**PROBLEM DETAILS**
From the records below, copy every line that contains the word "with".

**SOURCE DATA**
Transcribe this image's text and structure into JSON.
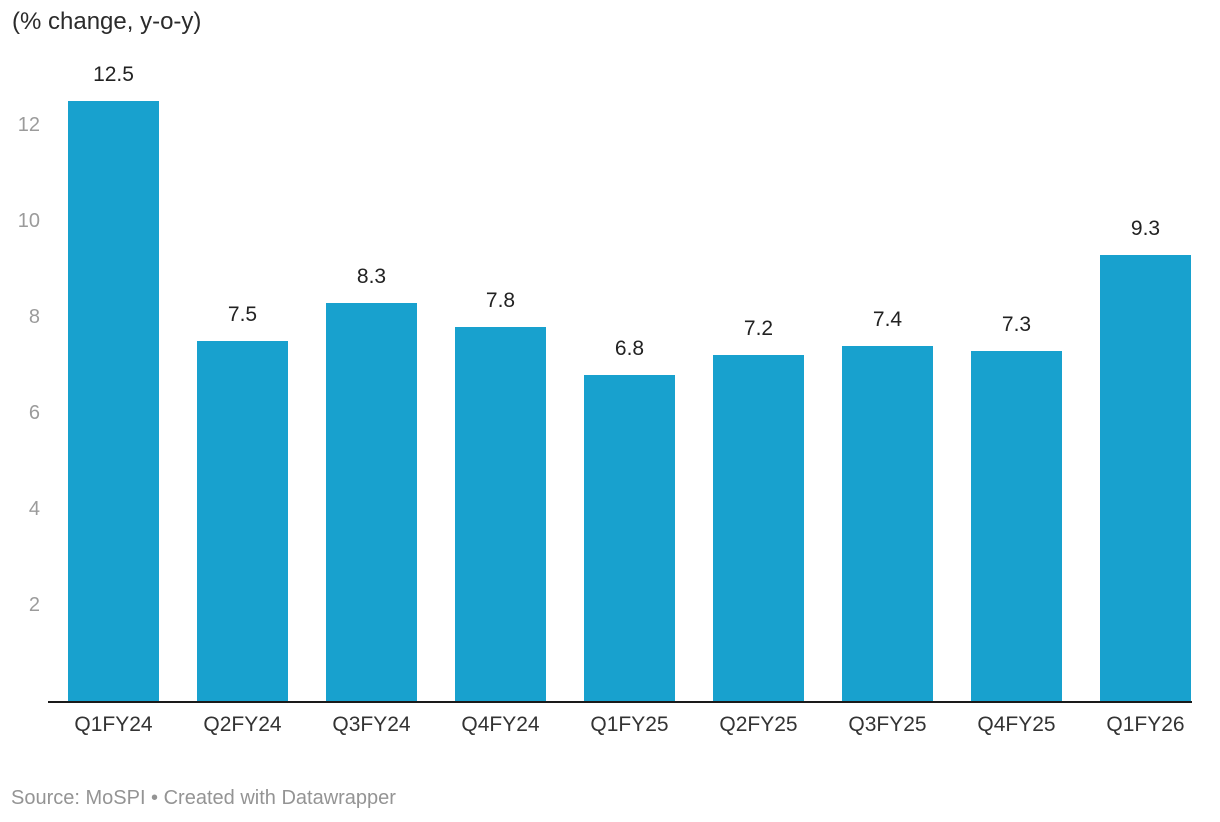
{
  "header": {
    "title": "(% change, y-o-y)"
  },
  "footer": {
    "text": "Source: MoSPI • Created with Datawrapper"
  },
  "colors": {
    "bar": "#18a1ce",
    "axis_line": "#1a1a1a",
    "tick_label": "#9b9b9b",
    "value_label": "#222222",
    "category_label": "#333333",
    "footer_text": "#949494",
    "background": "#ffffff"
  },
  "chart_data": {
    "type": "bar",
    "title": "(% change, y-o-y)",
    "categories": [
      "Q1FY24",
      "Q2FY24",
      "Q3FY24",
      "Q4FY24",
      "Q1FY25",
      "Q2FY25",
      "Q3FY25",
      "Q4FY25",
      "Q1FY26"
    ],
    "values": [
      12.5,
      7.5,
      8.3,
      7.8,
      6.8,
      7.2,
      7.4,
      7.3,
      9.3
    ],
    "value_labels_shown": true,
    "xlabel": "",
    "ylabel": "% change, y-o-y",
    "ylim": [
      0,
      13
    ],
    "yticks": [
      2,
      4,
      6,
      8,
      10,
      12
    ],
    "grid": false,
    "legend": "none",
    "source_note": "Source: MoSPI • Created with Datawrapper"
  }
}
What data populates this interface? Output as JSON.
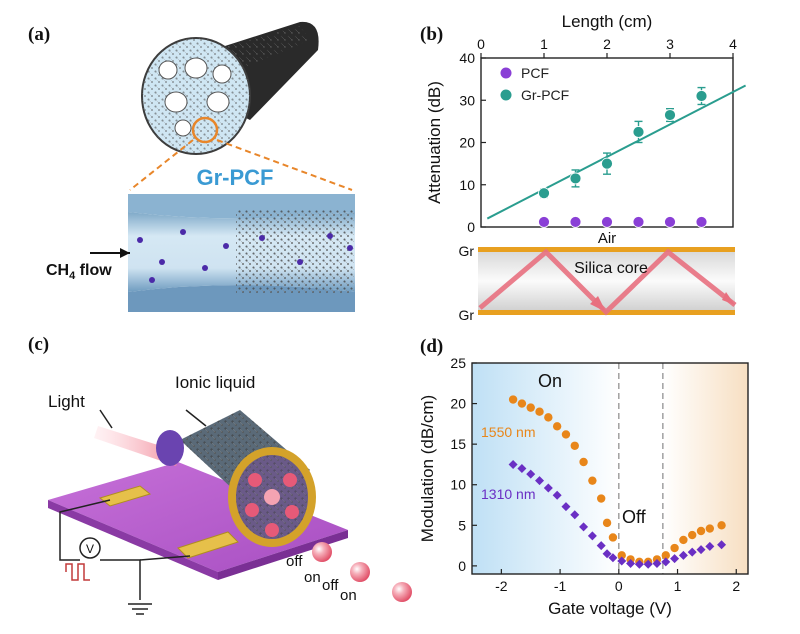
{
  "panels": {
    "a": {
      "label": "(a)",
      "fiber_label": "Gr-PCF",
      "flow_label_main": "CH",
      "flow_label_sub": "4",
      "flow_label_tail": " flow"
    },
    "b": {
      "label": "(b)",
      "core_diagram": {
        "top_label": "Gr",
        "bottom_label": "Gr",
        "air_label": "Air",
        "core_label": "Silica core"
      }
    },
    "c": {
      "label": "(c)",
      "light_label": "Light",
      "liquid_label": "Ionic liquid",
      "voltage_symbol": "V",
      "sequence": [
        "off",
        "on",
        "off",
        "on"
      ]
    },
    "d": {
      "label": "(d)",
      "on_label": "On",
      "off_label": "Off"
    }
  },
  "colors": {
    "pcf": "#8a3fd6",
    "grpcf": "#2a9d8f",
    "fit_line": "#2a9d8f",
    "orange": "#e8861a",
    "purple": "#6a2fc4",
    "gold": "#e8a020",
    "pink": "#e85a70"
  },
  "chart_data": [
    {
      "type": "scatter",
      "xlabel": "Length (cm)",
      "ylabel": "Attenuation (dB)",
      "xlim": [
        0,
        4
      ],
      "ylim": [
        0,
        40
      ],
      "xticks": [
        0,
        1,
        2,
        3,
        4
      ],
      "yticks": [
        0,
        10,
        20,
        30,
        40
      ],
      "legend_position": "top-left",
      "series": [
        {
          "name": "PCF",
          "x": [
            1.0,
            1.5,
            2.0,
            2.5,
            3.0,
            3.5
          ],
          "y": [
            1.2,
            1.2,
            1.2,
            1.2,
            1.2,
            1.2
          ],
          "err": [
            0,
            0,
            0,
            0,
            0,
            0
          ]
        },
        {
          "name": "Gr-PCF",
          "x": [
            1.0,
            1.5,
            2.0,
            2.5,
            3.0,
            3.5
          ],
          "y": [
            8,
            11.5,
            15,
            22.5,
            26.5,
            31
          ],
          "err": [
            1,
            2,
            2.5,
            2.5,
            1.5,
            2
          ]
        }
      ],
      "fit_line": {
        "x": [
          0.1,
          4.2
        ],
        "y": [
          2.0,
          33.5
        ]
      }
    },
    {
      "type": "scatter",
      "xlabel": "Gate voltage (V)",
      "ylabel": "Modulation (dB/cm)",
      "xlim": [
        -2.5,
        2.2
      ],
      "ylim": [
        -1,
        25
      ],
      "xticks": [
        -2,
        -1,
        0,
        1,
        2
      ],
      "yticks": [
        0,
        5,
        10,
        15,
        20,
        25
      ],
      "vlines": [
        0,
        0.75
      ],
      "series": [
        {
          "name": "1550 nm",
          "x": [
            -1.8,
            -1.65,
            -1.5,
            -1.35,
            -1.2,
            -1.05,
            -0.9,
            -0.75,
            -0.6,
            -0.45,
            -0.3,
            -0.2,
            -0.1,
            0.05,
            0.2,
            0.35,
            0.5,
            0.65,
            0.8,
            0.95,
            1.1,
            1.25,
            1.4,
            1.55,
            1.75
          ],
          "y": [
            20.5,
            20,
            19.5,
            19,
            18.3,
            17.2,
            16.2,
            14.8,
            12.8,
            10.5,
            8.3,
            5.3,
            3.5,
            1.3,
            0.8,
            0.5,
            0.5,
            0.8,
            1.3,
            2.2,
            3.2,
            3.8,
            4.3,
            4.6,
            5.0
          ]
        },
        {
          "name": "1310 nm",
          "x": [
            -1.8,
            -1.65,
            -1.5,
            -1.35,
            -1.2,
            -1.05,
            -0.9,
            -0.75,
            -0.6,
            -0.45,
            -0.3,
            -0.2,
            -0.1,
            0.05,
            0.2,
            0.35,
            0.5,
            0.65,
            0.8,
            0.95,
            1.1,
            1.25,
            1.4,
            1.55,
            1.75
          ],
          "y": [
            12.5,
            12,
            11.3,
            10.5,
            9.6,
            8.7,
            7.3,
            6.3,
            4.8,
            3.7,
            2.5,
            1.5,
            1.0,
            0.6,
            0.3,
            0.2,
            0.2,
            0.3,
            0.5,
            0.9,
            1.3,
            1.7,
            2.0,
            2.4,
            2.6
          ]
        }
      ]
    }
  ]
}
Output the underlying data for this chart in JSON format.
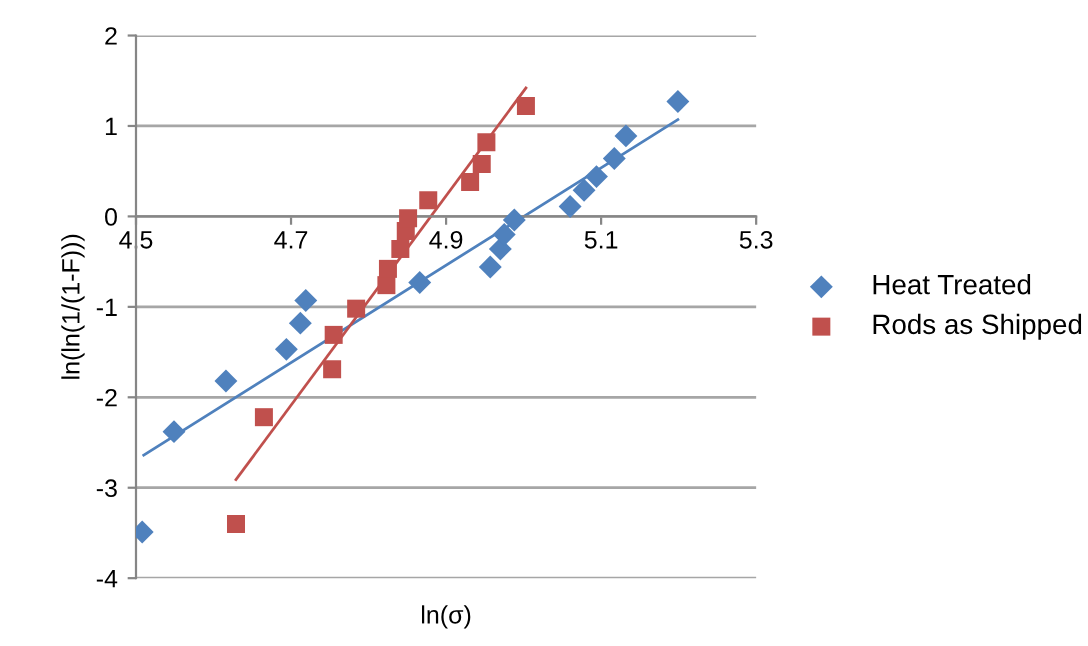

**SOLUTION FOR THIS PROBLEM**
    "text": "Source: MoSPI • Created with Datawrapper"
    "source_note": "Source: MoSPI • Created with Datawrapper"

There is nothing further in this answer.